━━━ Input rows ━━━

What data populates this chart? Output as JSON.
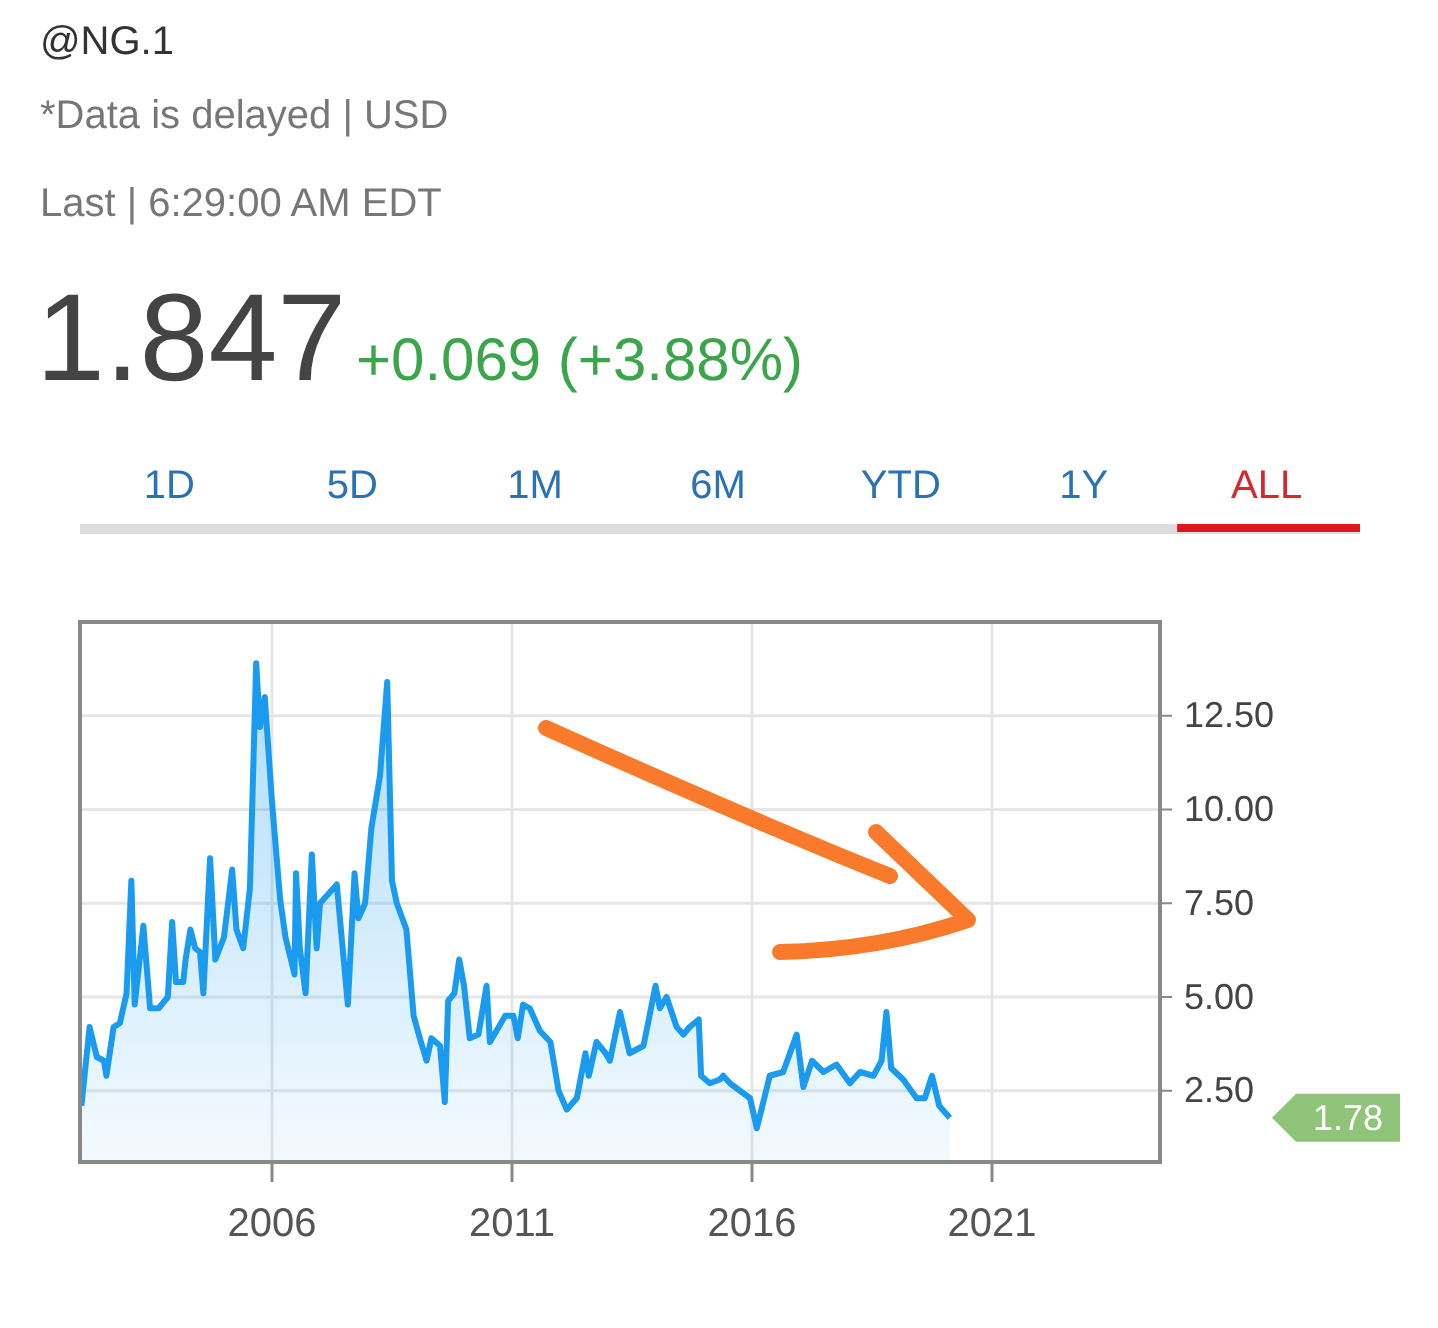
{
  "chart_data": {
    "type": "area",
    "title": "@NG.1",
    "subtitle": "*Data is delayed | USD",
    "annotations": [
      "Last | 6:29:00 AM EDT",
      "1.847",
      "+0.069 (+3.88%)",
      "1D",
      "5D",
      "1M",
      "6M",
      "YTD",
      "1Y",
      "ALL",
      "1.78"
    ],
    "x": [
      2002.03,
      2002.2,
      2002.35,
      2002.5,
      2002.55,
      2002.7,
      2002.83,
      2002.97,
      2003.07,
      2003.14,
      2003.32,
      2003.46,
      2003.64,
      2003.83,
      2003.92,
      2004.0,
      2004.15,
      2004.2,
      2004.3,
      2004.4,
      2004.5,
      2004.57,
      2004.71,
      2004.82,
      2005.0,
      2005.17,
      2005.26,
      2005.4,
      2005.54,
      2005.67,
      2005.75,
      2005.85,
      2006.0,
      2006.17,
      2006.28,
      2006.47,
      2006.5,
      2006.58,
      2006.7,
      2006.83,
      2006.93,
      2007.0,
      2007.14,
      2007.35,
      2007.58,
      2007.72,
      2007.8,
      2007.94,
      2008.07,
      2008.25,
      2008.4,
      2008.5,
      2008.6,
      2008.8,
      2008.95,
      2009.08,
      2009.22,
      2009.32,
      2009.5,
      2009.6,
      2009.67,
      2009.8,
      2009.9,
      2010.0,
      2010.12,
      2010.3,
      2010.47,
      2010.54,
      2010.86,
      2011.03,
      2011.12,
      2011.23,
      2011.37,
      2011.58,
      2011.8,
      2011.97,
      2012.14,
      2012.35,
      2012.53,
      2012.6,
      2012.76,
      2012.95,
      2013.04,
      2013.25,
      2013.45,
      2013.74,
      2013.99,
      2014.08,
      2014.22,
      2014.43,
      2014.57,
      2014.7,
      2014.89,
      2014.94,
      2015.12,
      2015.33,
      2015.4,
      2015.54,
      2015.75,
      2015.96,
      2016.1,
      2016.37,
      2016.65,
      2016.93,
      2017.07,
      2017.25,
      2017.49,
      2017.76,
      2018.04,
      2018.25,
      2018.53,
      2018.7,
      2018.8,
      2018.9,
      2019.15,
      2019.43,
      2019.6,
      2019.75,
      2019.9,
      2020.12
    ],
    "series": [
      {
        "color": "#1a9bf0",
        "values": [
          2.1,
          4.2,
          3.4,
          3.3,
          2.9,
          4.2,
          4.3,
          5.1,
          8.1,
          4.8,
          6.9,
          4.7,
          4.7,
          5.0,
          7.0,
          5.4,
          5.4,
          6.0,
          6.8,
          6.3,
          6.2,
          5.1,
          8.7,
          6.0,
          6.6,
          8.4,
          6.8,
          6.3,
          7.9,
          13.9,
          12.2,
          13.0,
          10.2,
          7.6,
          6.6,
          5.6,
          8.3,
          6.3,
          5.1,
          8.8,
          6.3,
          7.5,
          7.7,
          8.0,
          4.8,
          8.3,
          7.1,
          7.5,
          9.5,
          10.9,
          13.4,
          8.1,
          7.5,
          6.8,
          4.5,
          3.9,
          3.3,
          3.9,
          3.7,
          2.2,
          4.9,
          5.1,
          6.0,
          5.3,
          3.9,
          4.0,
          5.3,
          3.8,
          4.5,
          4.5,
          3.9,
          4.8,
          4.7,
          4.1,
          3.8,
          2.5,
          2.0,
          2.3,
          3.5,
          2.9,
          3.8,
          3.5,
          3.3,
          4.6,
          3.5,
          3.7,
          5.3,
          4.7,
          5.0,
          4.2,
          4.0,
          4.2,
          4.4,
          2.9,
          2.7,
          2.8,
          2.9,
          2.7,
          2.5,
          2.3,
          1.5,
          2.9,
          3.0,
          4.0,
          2.6,
          3.3,
          3.0,
          3.2,
          2.7,
          3.0,
          2.9,
          3.3,
          4.6,
          3.1,
          2.8,
          2.3,
          2.3,
          2.9,
          2.1,
          1.78
        ]
      }
    ],
    "xlim": [
      2002,
      2024.5
    ],
    "xticks": [
      2006,
      2011,
      2016,
      2021
    ],
    "ylim": [
      0.6,
      15
    ],
    "yticks": [
      {
        "value": 2.5,
        "label": "2.50"
      },
      {
        "value": 5,
        "label": "5.00"
      },
      {
        "value": 7.5,
        "label": "7.50"
      },
      {
        "value": 10,
        "label": "10.00"
      },
      {
        "value": 12.5,
        "label": "12.50"
      }
    ],
    "grid": true,
    "marker": "none",
    "line_style": "solid"
  }
}
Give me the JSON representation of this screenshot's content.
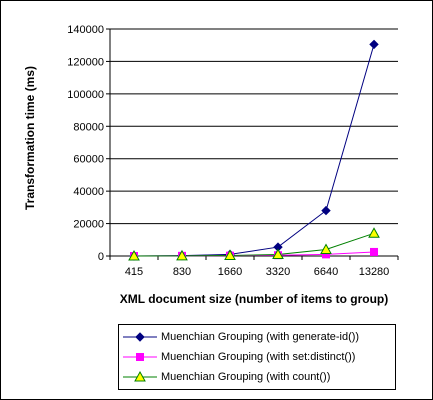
{
  "chart_data": {
    "type": "line",
    "xlabel": "XML document size (number of items to group)",
    "ylabel": "Transformation time (ms)",
    "categories": [
      "415",
      "830",
      "1660",
      "3320",
      "6640",
      "13280"
    ],
    "ylim": [
      0,
      140000
    ],
    "yticks": [
      "0",
      "20000",
      "40000",
      "60000",
      "80000",
      "100000",
      "120000",
      "140000"
    ],
    "grid": true,
    "legend_position": "bottom",
    "series": [
      {
        "name": "Muenchian Grouping (with generate-id())",
        "color": "#000080",
        "marker": "diamond",
        "values": [
          0,
          200,
          1000,
          5500,
          28000,
          130500
        ]
      },
      {
        "name": "Muenchian Grouping (with set:distinct())",
        "color": "#ff00ff",
        "marker": "square",
        "values": [
          0,
          100,
          200,
          500,
          1000,
          2500
        ]
      },
      {
        "name": "Muenchian Grouping (with count())",
        "color": "#008000",
        "marker": "triangle",
        "marker_fill": "#ffff00",
        "values": [
          0,
          100,
          300,
          900,
          4000,
          14000
        ]
      }
    ]
  }
}
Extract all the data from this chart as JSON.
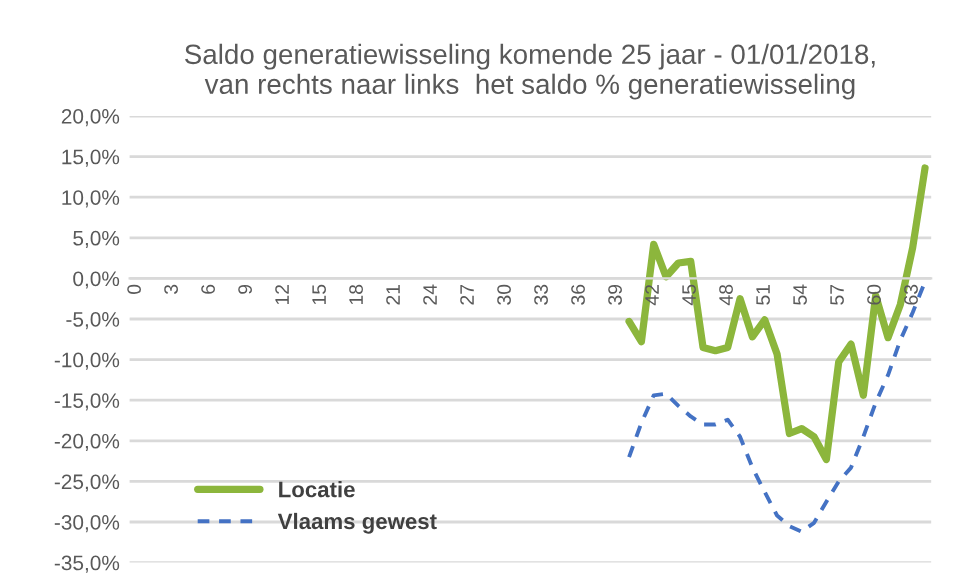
{
  "chart_data": {
    "type": "line",
    "title": "Saldo generatiewisseling komende 25 jaar - 01/01/2018,\nvan rechts naar links  het saldo % generatiewisseling",
    "categories": [
      "0",
      null,
      null,
      "3",
      null,
      null,
      "6",
      null,
      null,
      "9",
      null,
      null,
      "12",
      null,
      null,
      "15",
      null,
      null,
      "18",
      null,
      null,
      "21",
      null,
      null,
      "24",
      null,
      null,
      "27",
      null,
      null,
      "30",
      null,
      null,
      "33",
      null,
      null,
      "36",
      null,
      null,
      "39",
      null,
      null,
      "42",
      null,
      null,
      "45",
      null,
      null,
      "48",
      null,
      null,
      "51",
      null,
      null,
      "54",
      null,
      null,
      "57",
      null,
      null,
      "60",
      null,
      null,
      "63",
      null
    ],
    "series": [
      {
        "name": "Locatie",
        "color": "#8cb63c",
        "line_style": "solid",
        "values": [
          null,
          null,
          null,
          null,
          null,
          null,
          null,
          null,
          null,
          null,
          null,
          null,
          null,
          null,
          null,
          null,
          null,
          null,
          null,
          null,
          null,
          null,
          null,
          null,
          null,
          null,
          null,
          null,
          null,
          null,
          null,
          null,
          null,
          null,
          null,
          null,
          null,
          null,
          null,
          null,
          -5.3,
          -7.8,
          4.2,
          0.2,
          1.9,
          2.1,
          -8.5,
          -8.9,
          -8.5,
          -2.5,
          -7.2,
          -5.1,
          -9.3,
          -19.1,
          -18.5,
          -19.5,
          -22.3,
          -10.3,
          -8.1,
          -14.4,
          -2.1,
          -7.3,
          -3.2,
          3.8,
          13.6
        ]
      },
      {
        "name": "Vlaams gewest",
        "color": "#4472c4",
        "line_style": "dashed",
        "values": [
          null,
          null,
          null,
          null,
          null,
          null,
          null,
          null,
          null,
          null,
          null,
          null,
          null,
          null,
          null,
          null,
          null,
          null,
          null,
          null,
          null,
          null,
          null,
          null,
          null,
          null,
          null,
          null,
          null,
          null,
          null,
          null,
          null,
          null,
          null,
          null,
          null,
          null,
          null,
          null,
          -22,
          -17.8,
          -14.4,
          -14.2,
          -15.7,
          -17,
          -18,
          -18,
          -17.4,
          -19.5,
          -23.3,
          -26.3,
          -29.2,
          -30.5,
          -31.2,
          -30.1,
          -27.5,
          -25,
          -23.3,
          -19.5,
          -15.3,
          -11.9,
          -7.6,
          -4.2,
          -0.4
        ]
      }
    ],
    "ylim": [
      -35,
      20
    ],
    "yticks": [
      {
        "value": -35,
        "label": "-35,0%"
      },
      {
        "value": -30,
        "label": "-30,0%"
      },
      {
        "value": -25,
        "label": "-25,0%"
      },
      {
        "value": -20,
        "label": "-20,0%"
      },
      {
        "value": -15,
        "label": "-15,0%"
      },
      {
        "value": -10,
        "label": "-10,0%"
      },
      {
        "value": -5,
        "label": "-5,0%"
      },
      {
        "value": 0,
        "label": "0,0%"
      },
      {
        "value": 5,
        "label": "5,0%"
      },
      {
        "value": 10,
        "label": "10,0%"
      },
      {
        "value": 15,
        "label": "15,0%"
      },
      {
        "value": 20,
        "label": "20,0%"
      }
    ],
    "grid": "y",
    "legend": "bottom left"
  }
}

━━━

§ **Required work**
Check each line of the data above for the word "Muenchian" and say how many lines contain it, giving nothing besides the number.

§ **Task output**
3